(Data entries)
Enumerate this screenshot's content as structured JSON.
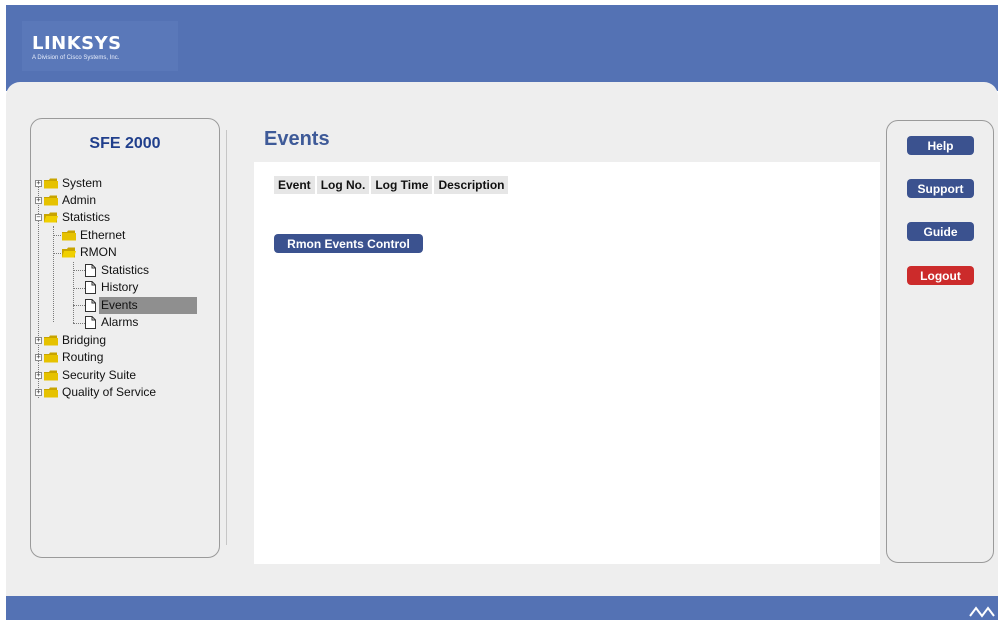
{
  "brand": {
    "name": "Linksys",
    "tagline": "A Division of Cisco Systems, Inc.",
    "footer_mark": "Cisco Systems"
  },
  "nav": {
    "device_title": "SFE 2000",
    "items": [
      {
        "label": "System",
        "type": "folder",
        "expanded": false
      },
      {
        "label": "Admin",
        "type": "folder",
        "expanded": false
      },
      {
        "label": "Statistics",
        "type": "folder",
        "expanded": true
      },
      {
        "label": "Ethernet",
        "type": "folder"
      },
      {
        "label": "RMON",
        "type": "folder",
        "expanded": true
      },
      {
        "label": "Statistics",
        "type": "page"
      },
      {
        "label": "History",
        "type": "page"
      },
      {
        "label": "Events",
        "type": "page",
        "selected": true
      },
      {
        "label": "Alarms",
        "type": "page"
      },
      {
        "label": "Bridging",
        "type": "folder",
        "expanded": false
      },
      {
        "label": "Routing",
        "type": "folder",
        "expanded": false
      },
      {
        "label": "Security Suite",
        "type": "folder",
        "expanded": false
      },
      {
        "label": "Quality of Service",
        "type": "folder",
        "expanded": false
      }
    ]
  },
  "main": {
    "title": "Events",
    "columns": [
      "Event",
      "Log No.",
      "Log Time",
      "Description"
    ],
    "rmon_button": "Rmon Events Control"
  },
  "side": {
    "help": "Help",
    "support": "Support",
    "guide": "Guide",
    "logout": "Logout"
  },
  "colors": {
    "header": "#5472b4",
    "nav_title": "#203f8c",
    "page_title": "#3e5a98",
    "primary_button": "#3b528f",
    "logout_button": "#cc2b2b",
    "selected_row": "#8f8f8f"
  }
}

**What you should do**
Leaving the pictures aside, transcribe the entire listing exactly.

**Exercise answer**
Enumerate this screenshot's content as structured JSON.
{
  "brand": {
    "name": "Linksys",
    "tagline": "A Division of Cisco Systems, Inc.",
    "footer_mark": "Cisco Systems"
  },
  "nav": {
    "device_title": "SFE 2000",
    "items": [
      {
        "label": "System",
        "type": "folder",
        "expanded": false
      },
      {
        "label": "Admin",
        "type": "folder",
        "expanded": false
      },
      {
        "label": "Statistics",
        "type": "folder",
        "expanded": true
      },
      {
        "label": "Ethernet",
        "type": "folder"
      },
      {
        "label": "RMON",
        "type": "folder",
        "expanded": true
      },
      {
        "label": "Statistics",
        "type": "page"
      },
      {
        "label": "History",
        "type": "page"
      },
      {
        "label": "Events",
        "type": "page",
        "selected": true
      },
      {
        "label": "Alarms",
        "type": "page"
      },
      {
        "label": "Bridging",
        "type": "folder",
        "expanded": false
      },
      {
        "label": "Routing",
        "type": "folder",
        "expanded": false
      },
      {
        "label": "Security Suite",
        "type": "folder",
        "expanded": false
      },
      {
        "label": "Quality of Service",
        "type": "folder",
        "expanded": false
      }
    ]
  },
  "main": {
    "title": "Events",
    "columns": [
      "Event",
      "Log No.",
      "Log Time",
      "Description"
    ],
    "rmon_button": "Rmon Events Control"
  },
  "side": {
    "help": "Help",
    "support": "Support",
    "guide": "Guide",
    "logout": "Logout"
  },
  "colors": {
    "header": "#5472b4",
    "nav_title": "#203f8c",
    "page_title": "#3e5a98",
    "primary_button": "#3b528f",
    "logout_button": "#cc2b2b",
    "selected_row": "#8f8f8f"
  }
}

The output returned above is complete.